— Start of Source material —

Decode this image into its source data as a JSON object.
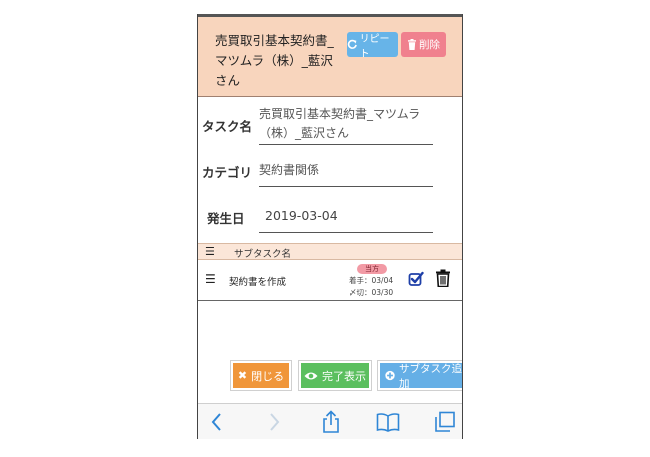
{
  "header": {
    "title": "売買取引基本契約書_マツムラ（株）_藍沢さん",
    "repeat_label": "リピート",
    "delete_label": "削除"
  },
  "form": {
    "task_name_label": "タスク名",
    "task_name_value": "売買取引基本契約書_マツムラ（株）_藍沢さん",
    "category_label": "カテゴリ",
    "category_value": "契約書関係",
    "date_label": "発生日",
    "date_value": "2019-03-04"
  },
  "subtasks": {
    "header_label": "サブタスク名",
    "rows": [
      {
        "name": "契約書を作成",
        "badge": "当方",
        "start": "着手：03/04",
        "deadline": "〆切：03/30"
      }
    ]
  },
  "actions": {
    "close_label": "閉じる",
    "done_label": "完了表示",
    "add_label": "サブタスク追加"
  },
  "colors": {
    "header_bg": "#f8d5bd",
    "repeat": "#67b4e8",
    "delete": "#f0818e",
    "close": "#f0963a",
    "done": "#5bbf5f",
    "add": "#65afe6",
    "toolbar_icon": "#2f86d6"
  },
  "toolbar": {
    "icons": [
      "back-icon",
      "forward-icon",
      "share-icon",
      "bookmarks-icon",
      "tabs-icon"
    ]
  }
}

— End of Source material —

**Goal of the exercise**
Make an exact copy of all the material, but keep the pictures out of it.

**Reply to the exercise**
Decode this image into its source data as a JSON object.
{
  "header": {
    "title": "売買取引基本契約書_マツムラ（株）_藍沢さん",
    "repeat_label": "リピート",
    "delete_label": "削除"
  },
  "form": {
    "task_name_label": "タスク名",
    "task_name_value": "売買取引基本契約書_マツムラ（株）_藍沢さん",
    "category_label": "カテゴリ",
    "category_value": "契約書関係",
    "date_label": "発生日",
    "date_value": "2019-03-04"
  },
  "subtasks": {
    "header_label": "サブタスク名",
    "rows": [
      {
        "name": "契約書を作成",
        "badge": "当方",
        "start": "着手：03/04",
        "deadline": "〆切：03/30"
      }
    ]
  },
  "actions": {
    "close_label": "閉じる",
    "done_label": "完了表示",
    "add_label": "サブタスク追加"
  },
  "colors": {
    "header_bg": "#f8d5bd",
    "repeat": "#67b4e8",
    "delete": "#f0818e",
    "close": "#f0963a",
    "done": "#5bbf5f",
    "add": "#65afe6",
    "toolbar_icon": "#2f86d6"
  },
  "toolbar": {
    "icons": [
      "back-icon",
      "forward-icon",
      "share-icon",
      "bookmarks-icon",
      "tabs-icon"
    ]
  }
}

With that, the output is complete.